=== Data extract ===

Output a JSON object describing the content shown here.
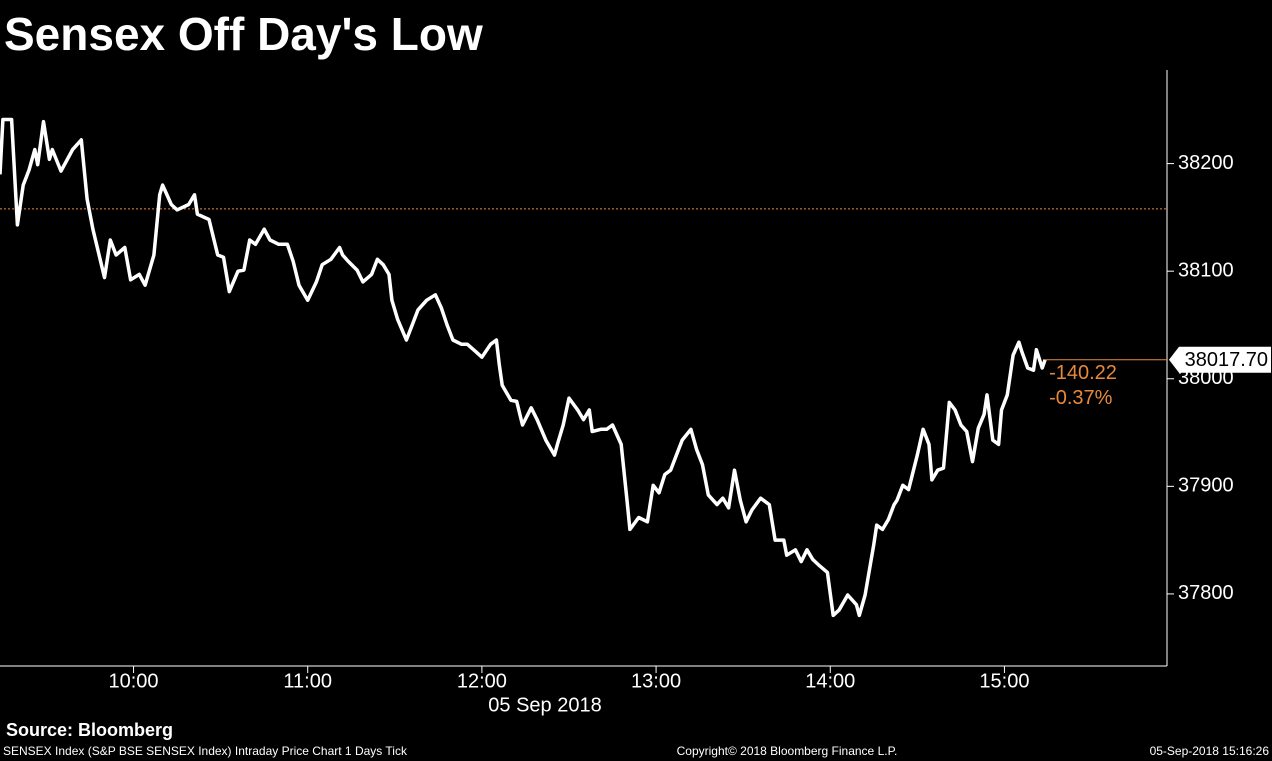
{
  "chart_data": {
    "type": "line",
    "title": "Sensex Off Day's Low",
    "x_label": "05 Sep 2018",
    "source": "Source: Bloomberg",
    "footer_left": "SENSEX Index (S&P BSE SENSEX Index) Intraday Price Chart 1 Days  Tick",
    "footer_center": "Copyright© 2018 Bloomberg Finance L.P.",
    "footer_right": "05-Sep-2018 15:16:26",
    "color": "#ffffff",
    "reference_color": "#e8893a",
    "previous_close": 38157.92,
    "last_value": {
      "value": 38017.7,
      "label": "38017.70"
    },
    "change": -140.22,
    "change_pct": {
      "value": -0.37,
      "label": "-0.37%"
    },
    "x": [
      "09:14",
      "09:15",
      "09:18",
      "09:20",
      "09:22",
      "09:24",
      "09:26",
      "09:27",
      "09:29",
      "09:31",
      "09:32",
      "09:35",
      "09:38",
      "09:39",
      "09:42",
      "09:44",
      "09:46",
      "09:50",
      "09:52",
      "09:54",
      "09:57",
      "09:59",
      "10:02",
      "10:04",
      "10:07",
      "10:09",
      "10:10",
      "10:13",
      "10:15",
      "10:19",
      "10:21",
      "10:22",
      "10:26",
      "10:29",
      "10:31",
      "10:33",
      "10:36",
      "10:38",
      "10:40",
      "10:42",
      "10:45",
      "10:47",
      "10:50",
      "10:53",
      "10:55",
      "10:57",
      "11:00",
      "11:03",
      "11:05",
      "11:08",
      "11:11",
      "11:12",
      "11:14",
      "11:17",
      "11:19",
      "11:22",
      "11:24",
      "11:26",
      "11:28",
      "11:29",
      "11:31",
      "11:34",
      "11:36",
      "11:38",
      "11:41",
      "11:44",
      "11:46",
      "11:48",
      "11:50",
      "11:53",
      "11:55",
      "11:58",
      "12:00",
      "12:03",
      "12:05",
      "12:06",
      "12:07",
      "12:10",
      "12:12",
      "12:14",
      "12:17",
      "12:19",
      "12:22",
      "12:25",
      "12:26",
      "12:28",
      "12:30",
      "12:33",
      "12:35",
      "12:37",
      "12:38",
      "12:41",
      "12:43",
      "12:45",
      "12:48",
      "12:50",
      "12:51",
      "12:54",
      "12:57",
      "12:59",
      "13:01",
      "13:03",
      "13:05",
      "13:07",
      "13:09",
      "13:12",
      "13:14",
      "13:16",
      "13:18",
      "13:21",
      "13:23",
      "13:25",
      "13:27",
      "13:29",
      "13:31",
      "13:33",
      "13:36",
      "13:39",
      "13:41",
      "13:44",
      "13:45",
      "13:48",
      "13:50",
      "13:52",
      "13:54",
      "13:56",
      "13:59",
      "14:01",
      "14:03",
      "14:06",
      "14:09",
      "14:10",
      "14:12",
      "14:15",
      "14:16",
      "14:18",
      "14:20",
      "14:22",
      "14:23",
      "14:25",
      "14:27",
      "14:30",
      "14:32",
      "14:34",
      "14:35",
      "14:37",
      "14:39",
      "14:41",
      "14:43",
      "14:45",
      "14:47",
      "14:49",
      "14:51",
      "14:53",
      "14:54",
      "14:56",
      "14:58",
      "14:59",
      "15:01",
      "15:03",
      "15:05",
      "15:06",
      "15:08",
      "15:10",
      "15:11",
      "15:13",
      "15:14"
    ],
    "values": [
      38190,
      38241,
      38241,
      38143,
      38180,
      38194,
      38213,
      38199,
      38239,
      38204,
      38213,
      38193,
      38208,
      38213,
      38222,
      38167,
      38139,
      38094,
      38129,
      38115,
      38122,
      38092,
      38097,
      38087,
      38115,
      38171,
      38180,
      38162,
      38157,
      38162,
      38171,
      38153,
      38148,
      38115,
      38113,
      38081,
      38100,
      38101,
      38129,
      38125,
      38139,
      38129,
      38125,
      38125,
      38109,
      38087,
      38073,
      38090,
      38106,
      38111,
      38122,
      38115,
      38109,
      38101,
      38090,
      38097,
      38111,
      38106,
      38097,
      38073,
      38055,
      38036,
      38050,
      38064,
      38073,
      38078,
      38066,
      38050,
      38036,
      38032,
      38032,
      38025,
      38020,
      38032,
      38036,
      38013,
      37994,
      37980,
      37979,
      37957,
      37973,
      37962,
      37943,
      37929,
      37939,
      37957,
      37982,
      37971,
      37962,
      37971,
      37951,
      37953,
      37953,
      37957,
      37939,
      37887,
      37860,
      37871,
      37867,
      37901,
      37894,
      37911,
      37915,
      37929,
      37943,
      37953,
      37934,
      37920,
      37892,
      37883,
      37889,
      37880,
      37915,
      37887,
      37867,
      37878,
      37889,
      37883,
      37850,
      37850,
      37836,
      37841,
      37830,
      37841,
      37832,
      37827,
      37820,
      37780,
      37785,
      37799,
      37790,
      37780,
      37799,
      37846,
      37864,
      37860,
      37869,
      37883,
      37887,
      37901,
      37897,
      37929,
      37953,
      37939,
      37906,
      37915,
      37917,
      37978,
      37971,
      37957,
      37951,
      37923,
      37954,
      37967,
      37985,
      37943,
      37939,
      37971,
      37985,
      38022,
      38034,
      38025,
      38010,
      38008,
      38027,
      38010,
      38017.7
    ],
    "xlim": [
      "09:14",
      "15:56"
    ],
    "xticks": [
      "10:00",
      "11:00",
      "12:00",
      "13:00",
      "14:00",
      "15:00"
    ],
    "ylim": [
      37733,
      38287
    ],
    "yticks": [
      37800,
      37900,
      38000,
      38100,
      38200
    ]
  }
}
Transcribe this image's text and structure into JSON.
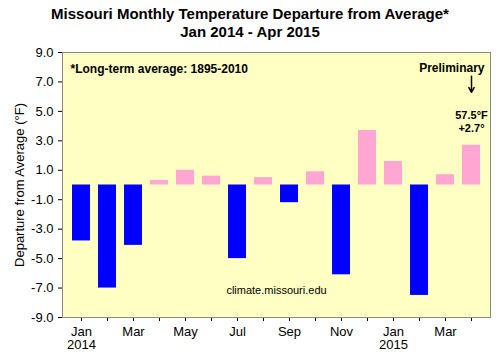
{
  "chart_data": {
    "type": "bar",
    "title": "Missouri Monthly Temperature Departure from Average*",
    "subtitle": "Jan 2014 - Apr 2015",
    "y_label": "Departure from Average (°F)",
    "categories": [
      "Jan 2014",
      null,
      "Mar",
      null,
      "May",
      null,
      "Jul",
      null,
      "Sep",
      null,
      "Nov",
      null,
      "Jan 2015",
      null,
      "Mar",
      null
    ],
    "values": [
      -3.8,
      -7.0,
      -4.1,
      0.3,
      1.0,
      0.6,
      -5.0,
      0.5,
      -1.2,
      0.9,
      -6.1,
      3.7,
      1.6,
      -7.5,
      0.7,
      2.7
    ],
    "colors": [
      "#0000ff",
      "#0000ff",
      "#0000ff",
      "#ffa6d2",
      "#ffa6d2",
      "#ffa6d2",
      "#0000ff",
      "#ffa6d2",
      "#0000ff",
      "#ffa6d2",
      "#0000ff",
      "#ffa6d2",
      "#ffa6d2",
      "#0000ff",
      "#ffa6d2",
      "#ffa6d2"
    ],
    "ylim": [
      -9,
      9
    ],
    "yticks": [
      {
        "value": -9,
        "label": "-9.0"
      },
      {
        "value": -7,
        "label": "-7.0"
      },
      {
        "value": -5,
        "label": "-5.0"
      },
      {
        "value": -3,
        "label": "-3.0"
      },
      {
        "value": -1,
        "label": "-1.0"
      },
      {
        "value": 1,
        "label": "1.0"
      },
      {
        "value": 3,
        "label": "3.0"
      },
      {
        "value": 5,
        "label": "5.0"
      },
      {
        "value": 7,
        "label": "7.0"
      },
      {
        "value": 9,
        "label": "9.0"
      }
    ],
    "grid": false,
    "footnote": "*Long-term average: 1895-2010",
    "annotations": [
      "Preliminary",
      "57.5°F",
      "+2.7°"
    ],
    "source": "climate.missouri.edu"
  }
}
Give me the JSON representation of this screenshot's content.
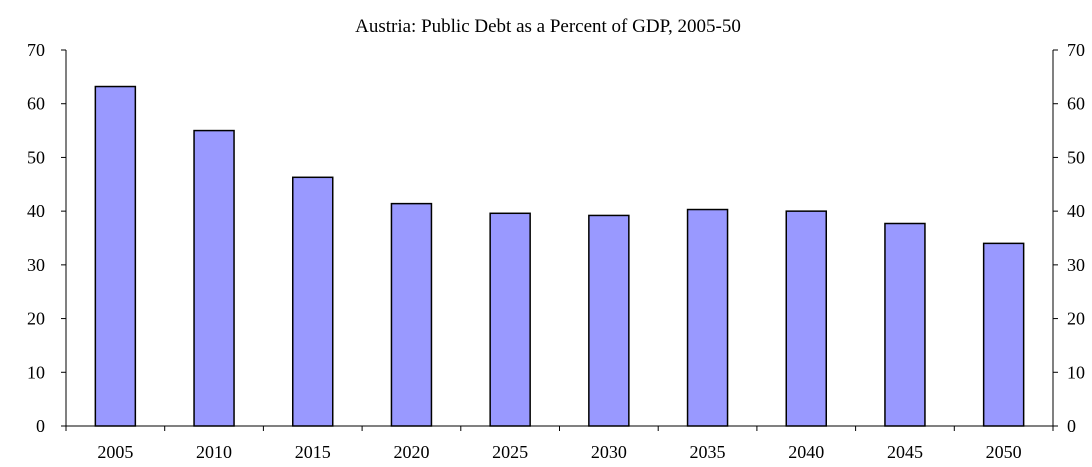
{
  "chart_data": {
    "type": "bar",
    "title": "Austria: Public Debt as a Percent of GDP, 2005-50",
    "categories": [
      "2005",
      "2010",
      "2015",
      "2020",
      "2025",
      "2030",
      "2035",
      "2040",
      "2045",
      "2050"
    ],
    "values": [
      63.2,
      55.0,
      46.3,
      41.4,
      39.6,
      39.2,
      40.3,
      40.0,
      37.7,
      34.0
    ],
    "xlabel": "",
    "ylabel": "",
    "ylim": [
      0,
      70
    ],
    "yticks": [
      "0",
      "10",
      "20",
      "30",
      "40",
      "50",
      "60",
      "70"
    ],
    "secondary_y_axis": true,
    "grid": false,
    "bar_color": "#9999ff",
    "bar_outline": "#000000"
  }
}
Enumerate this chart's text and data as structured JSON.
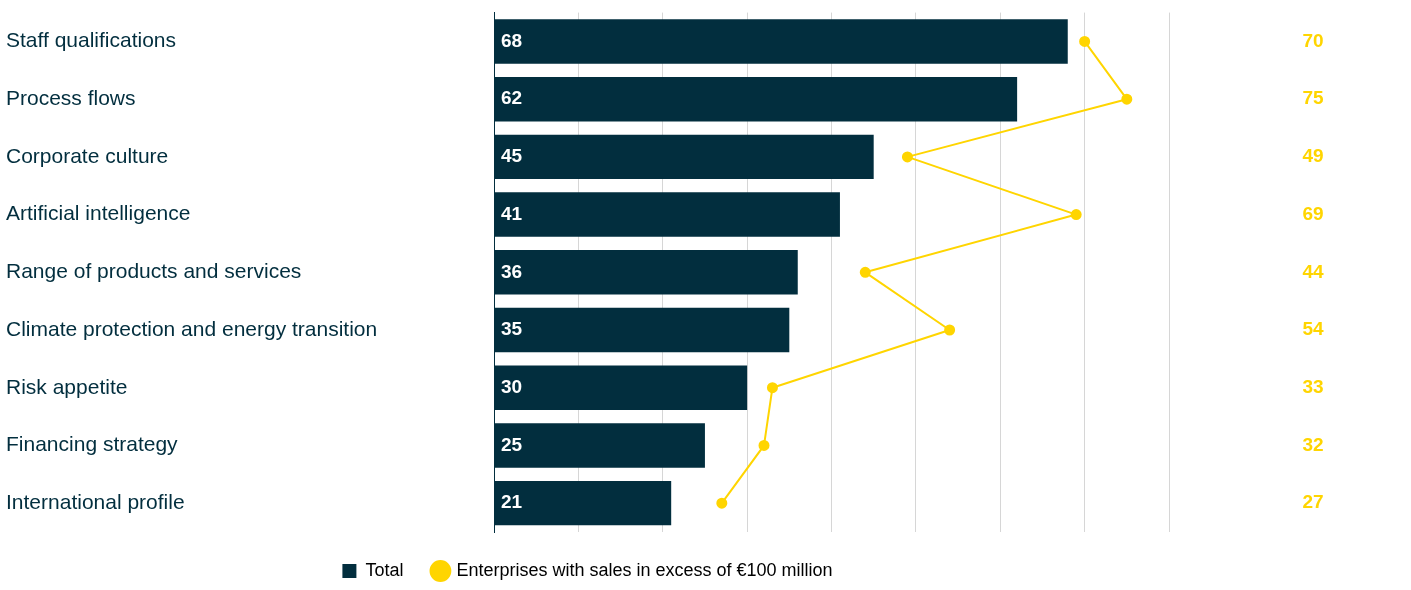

===

Set problem:
Determine how many lines above contain "content" as a word or string. Give the number alone.

Expected output:
2